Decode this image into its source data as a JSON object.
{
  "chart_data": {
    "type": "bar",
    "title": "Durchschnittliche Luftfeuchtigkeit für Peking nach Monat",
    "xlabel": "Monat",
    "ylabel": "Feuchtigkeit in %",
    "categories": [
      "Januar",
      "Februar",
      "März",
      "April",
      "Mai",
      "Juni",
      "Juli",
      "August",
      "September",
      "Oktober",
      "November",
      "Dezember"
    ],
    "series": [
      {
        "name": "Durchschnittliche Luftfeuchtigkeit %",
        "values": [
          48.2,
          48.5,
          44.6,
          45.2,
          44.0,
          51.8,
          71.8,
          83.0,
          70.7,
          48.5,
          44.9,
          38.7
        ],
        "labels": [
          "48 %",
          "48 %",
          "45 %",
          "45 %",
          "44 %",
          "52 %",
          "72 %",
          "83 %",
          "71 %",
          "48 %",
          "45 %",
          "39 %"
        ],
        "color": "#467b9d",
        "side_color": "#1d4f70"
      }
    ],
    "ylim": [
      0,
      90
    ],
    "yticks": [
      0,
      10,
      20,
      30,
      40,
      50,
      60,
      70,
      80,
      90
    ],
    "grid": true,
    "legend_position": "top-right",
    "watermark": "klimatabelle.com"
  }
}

...

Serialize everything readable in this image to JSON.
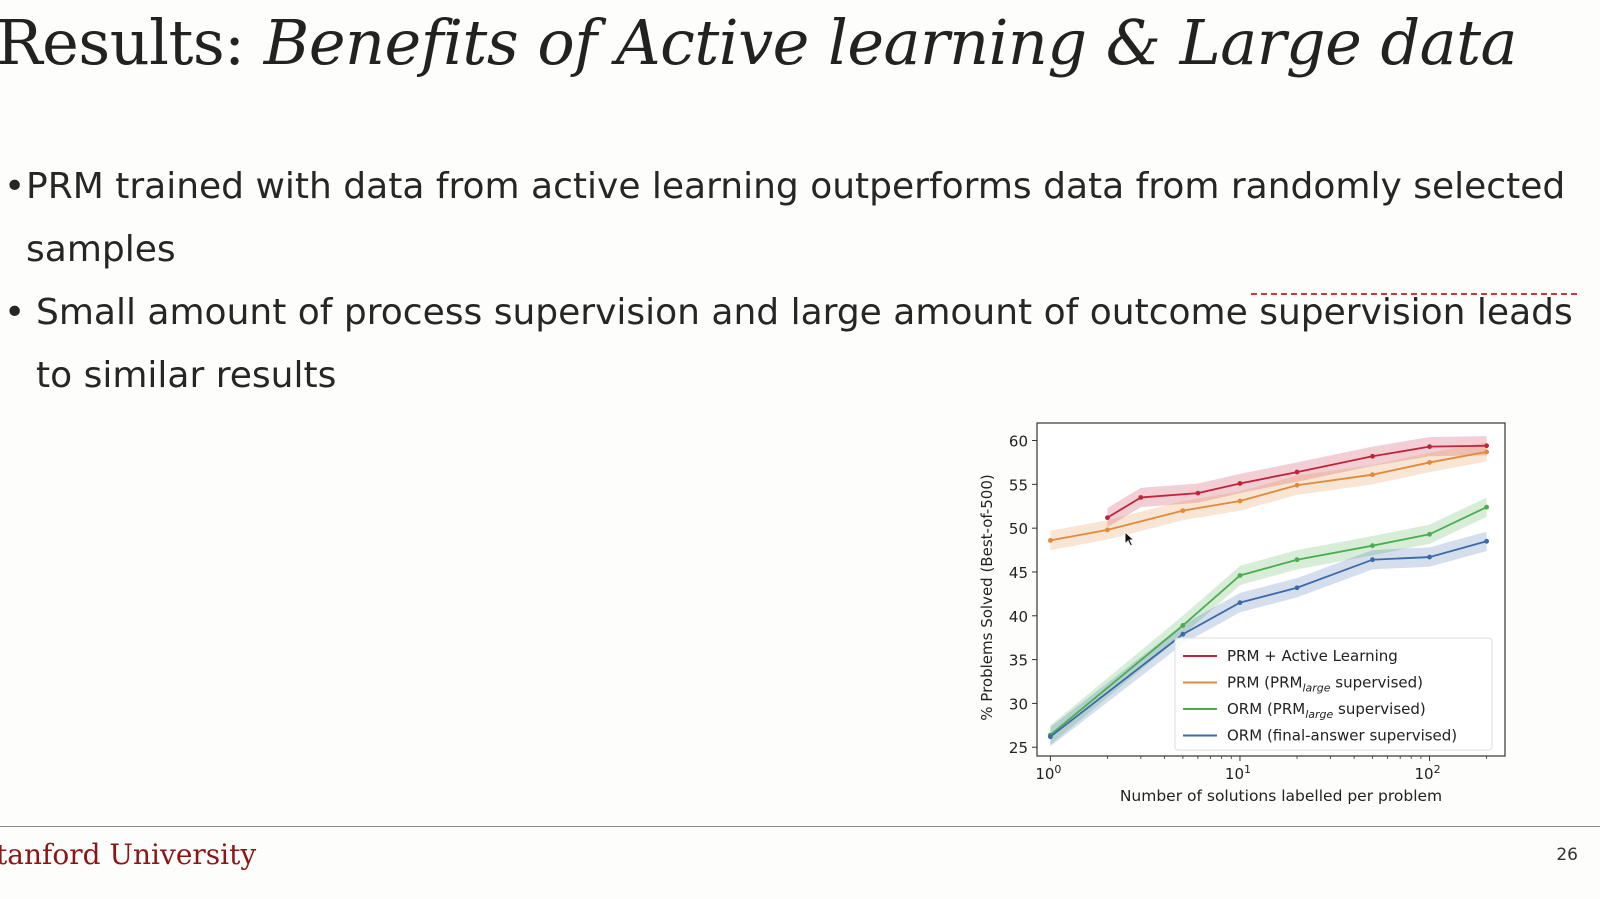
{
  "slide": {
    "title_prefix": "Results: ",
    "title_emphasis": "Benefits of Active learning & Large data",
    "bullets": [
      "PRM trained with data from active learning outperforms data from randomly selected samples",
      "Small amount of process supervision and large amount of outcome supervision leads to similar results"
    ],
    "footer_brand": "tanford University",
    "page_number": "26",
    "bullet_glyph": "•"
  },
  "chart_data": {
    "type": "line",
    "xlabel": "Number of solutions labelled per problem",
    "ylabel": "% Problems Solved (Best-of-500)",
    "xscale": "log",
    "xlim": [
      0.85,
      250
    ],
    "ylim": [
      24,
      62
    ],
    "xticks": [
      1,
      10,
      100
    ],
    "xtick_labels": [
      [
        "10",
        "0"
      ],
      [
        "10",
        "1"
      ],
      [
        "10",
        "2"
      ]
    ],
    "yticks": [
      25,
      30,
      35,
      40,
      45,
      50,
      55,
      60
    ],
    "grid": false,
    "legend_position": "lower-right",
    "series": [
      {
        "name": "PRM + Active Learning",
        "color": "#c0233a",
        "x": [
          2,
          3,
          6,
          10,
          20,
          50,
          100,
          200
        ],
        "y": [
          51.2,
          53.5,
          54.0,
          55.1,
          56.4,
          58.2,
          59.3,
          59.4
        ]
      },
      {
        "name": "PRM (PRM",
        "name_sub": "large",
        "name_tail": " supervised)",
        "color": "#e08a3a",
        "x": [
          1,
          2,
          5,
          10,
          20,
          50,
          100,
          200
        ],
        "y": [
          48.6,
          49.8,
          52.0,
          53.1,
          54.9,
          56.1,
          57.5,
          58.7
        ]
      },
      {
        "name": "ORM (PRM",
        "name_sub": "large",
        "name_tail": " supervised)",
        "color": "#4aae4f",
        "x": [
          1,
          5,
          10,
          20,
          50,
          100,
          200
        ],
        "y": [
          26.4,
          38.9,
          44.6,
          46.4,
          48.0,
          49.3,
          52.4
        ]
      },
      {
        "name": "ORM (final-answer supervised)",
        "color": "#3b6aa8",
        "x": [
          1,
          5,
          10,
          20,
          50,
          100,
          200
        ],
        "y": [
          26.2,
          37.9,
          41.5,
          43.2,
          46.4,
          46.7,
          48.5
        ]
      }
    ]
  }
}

--

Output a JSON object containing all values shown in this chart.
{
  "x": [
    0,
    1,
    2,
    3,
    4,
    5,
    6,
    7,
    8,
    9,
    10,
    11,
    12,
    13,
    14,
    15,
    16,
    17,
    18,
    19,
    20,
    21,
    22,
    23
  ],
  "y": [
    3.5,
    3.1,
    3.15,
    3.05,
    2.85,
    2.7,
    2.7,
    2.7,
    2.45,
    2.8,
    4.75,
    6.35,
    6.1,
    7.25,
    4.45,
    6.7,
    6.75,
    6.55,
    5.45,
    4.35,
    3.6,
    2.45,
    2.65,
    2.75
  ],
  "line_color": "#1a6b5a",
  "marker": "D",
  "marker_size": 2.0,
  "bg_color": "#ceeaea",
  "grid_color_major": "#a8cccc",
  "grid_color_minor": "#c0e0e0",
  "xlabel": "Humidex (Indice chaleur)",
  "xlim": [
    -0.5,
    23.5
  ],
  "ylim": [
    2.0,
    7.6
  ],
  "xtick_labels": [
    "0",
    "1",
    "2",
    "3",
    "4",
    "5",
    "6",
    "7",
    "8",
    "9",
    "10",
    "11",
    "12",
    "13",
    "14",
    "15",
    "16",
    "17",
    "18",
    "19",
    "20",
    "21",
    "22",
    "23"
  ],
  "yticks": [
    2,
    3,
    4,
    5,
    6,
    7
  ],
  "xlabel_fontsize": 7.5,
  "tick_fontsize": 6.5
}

### [INSTRUCTIONS FOR THE TASK]
Give only a number: how many lines of the data hold the string "values"?

### [EXERCISE RESULT]
2